>>>>>

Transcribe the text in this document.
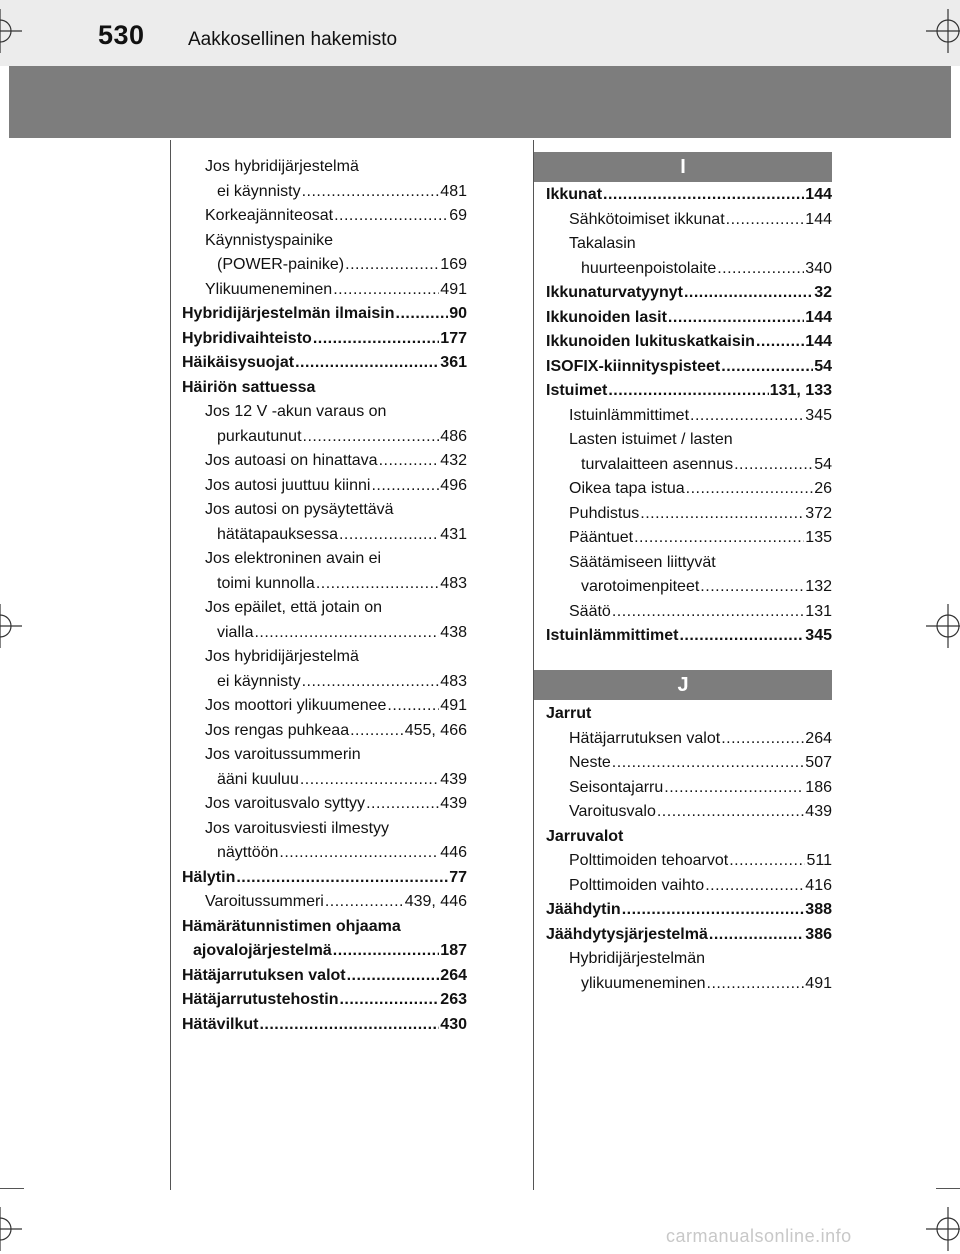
530 Aakkosellinen hakemisto
Jos hybridijärjestelmä
ei käynnisty .....	481
Korkeajänniteosat .....	69
Käynnistyspainike
(POWER-painike) .....	169
Ylikuumeneminen .....	491
Hybridijärjestelmän ilmaisin .....	90
Hybridivaihteisto .....	177
Häikäisysuojat .....	361
Häiriön sattuessa
Jos 12 V -akun varaus on
purkautunut .....	486
Jos autoasi on hinattava .....	432
Jos autosi juuttuu kiinni .....	496
Jos autosi on pysäytettävä
hätätapauksessa .....	431
Jos elektroninen avain ei
toimi kunnolla .....	483
Jos epäilet, että jotain on
vialla .....	438
Jos hybridijärjestelmä
ei käynnisty .....	483
Jos moottori ylikuumenee .....	491
Jos rengas puhkeaa .....	455, 466
Jos varoitussummerin
ääni kuuluu .....	439
Jos varoitusvalo syttyy .....	439
Jos varoitusviesti ilmestyy
näyttöön .....	446
Hälytin .....	77
Varoitussummeri .....	439, 446
Hämärätunnistimen ohjaama
ajovalojärjestelmä .....	187
Hätäjarrutuksen valot .....	264
Hätäjarrutustehostin .....	263
Hätävilkut .....	430
I
Ikkunat .....	144
Sähkötoimiset ikkunat .....	144
Takalasin
huurteenpoistolaite .....	340
Ikkunaturvatyynyt .....	32
Ikkunoiden lasit .....	144
Ikkunoiden lukituskatkaisin .....	144
ISOFIX-kiinnityspisteet .....	54
Istuimet .....	131, 133
Istuinlämmittimet .....	345
Lasten istuimet / lasten
turvalaitteen asennus .....	54
Oikea tapa istua .....	26
Puhdistus .....	372
Pääntuet .....	135
Säätämiseen liittyvät
varotoimenpiteet .....	132
Säätö .....	131
Istuinlämmittimet .....	345
J
Jarrut
Hätäjarrutuksen valot .....	264
Neste .....	507
Seisontajarru .....	186
Varoitusvalo .....	439
Jarruvalot
Polttimoiden tehoarvot .....	511
Polttimoiden vaihto .....	416
Jäähdytin .....	388
Jäähdytysjärjestelmä .....	386
Hybridijärjestelmän
ylikuumeneminen .....	491
carmanualsonline.info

<<<<<

--- Task statement ---
Without the pictures, copy the material exactly as given.

--- Full response ---
Transcribe the text in this document.
530 Aakkosellinen hakemisto
Jos hybridijärjestelmä
ei käynnisty .....	481
Korkeajänniteosat .....	69
Käynnistyspainike
(POWER-painike) .....	169
Ylikuumeneminen .....	491
Hybridijärjestelmän ilmaisin .....	90
Hybridivaihteisto .....	177
Häikäisysuojat .....	361
Häiriön sattuessa
Jos 12 V -akun varaus on
purkautunut .....	486
Jos autoasi on hinattava .....	432
Jos autosi juuttuu kiinni .....	496
Jos autosi on pysäytettävä
hätätapauksessa .....	431
Jos elektroninen avain ei
toimi kunnolla .....	483
Jos epäilet, että jotain on
vialla .....	438
Jos hybridijärjestelmä
ei käynnisty .....	483
Jos moottori ylikuumenee .....	491
Jos rengas puhkeaa .....	455, 466
Jos varoitussummerin
ääni kuuluu .....	439
Jos varoitusvalo syttyy .....	439
Jos varoitusviesti ilmestyy
näyttöön .....	446
Hälytin .....	77
Varoitussummeri .....	439, 446
Hämärätunnistimen ohjaama
ajovalojärjestelmä .....	187
Hätäjarrutuksen valot .....	264
Hätäjarrutustehostin .....	263
Hätävilkut .....	430
I
Ikkunat .....	144
Sähkötoimiset ikkunat .....	144
Takalasin
huurteenpoistolaite .....	340
Ikkunaturvatyynyt .....	32
Ikkunoiden lasit .....	144
Ikkunoiden lukituskatkaisin .....	144
ISOFIX-kiinnityspisteet .....	54
Istuimet .....	131, 133
Istuinlämmittimet .....	345
Lasten istuimet / lasten
turvalaitteen asennus .....	54
Oikea tapa istua .....	26
Puhdistus .....	372
Pääntuet .....	135
Säätämiseen liittyvät
varotoimenpiteet .....	132
Säätö .....	131
Istuinlämmittimet .....	345
J
Jarrut
Hätäjarrutuksen valot .....	264
Neste .....	507
Seisontajarru .....	186
Varoitusvalo .....	439
Jarruvalot
Polttimoiden tehoarvot .....	511
Polttimoiden vaihto .....	416
Jäähdytin .....	388
Jäähdytysjärjestelmä .....	386
Hybridijärjestelmän
ylikuumeneminen .....	491
carmanualsonline.info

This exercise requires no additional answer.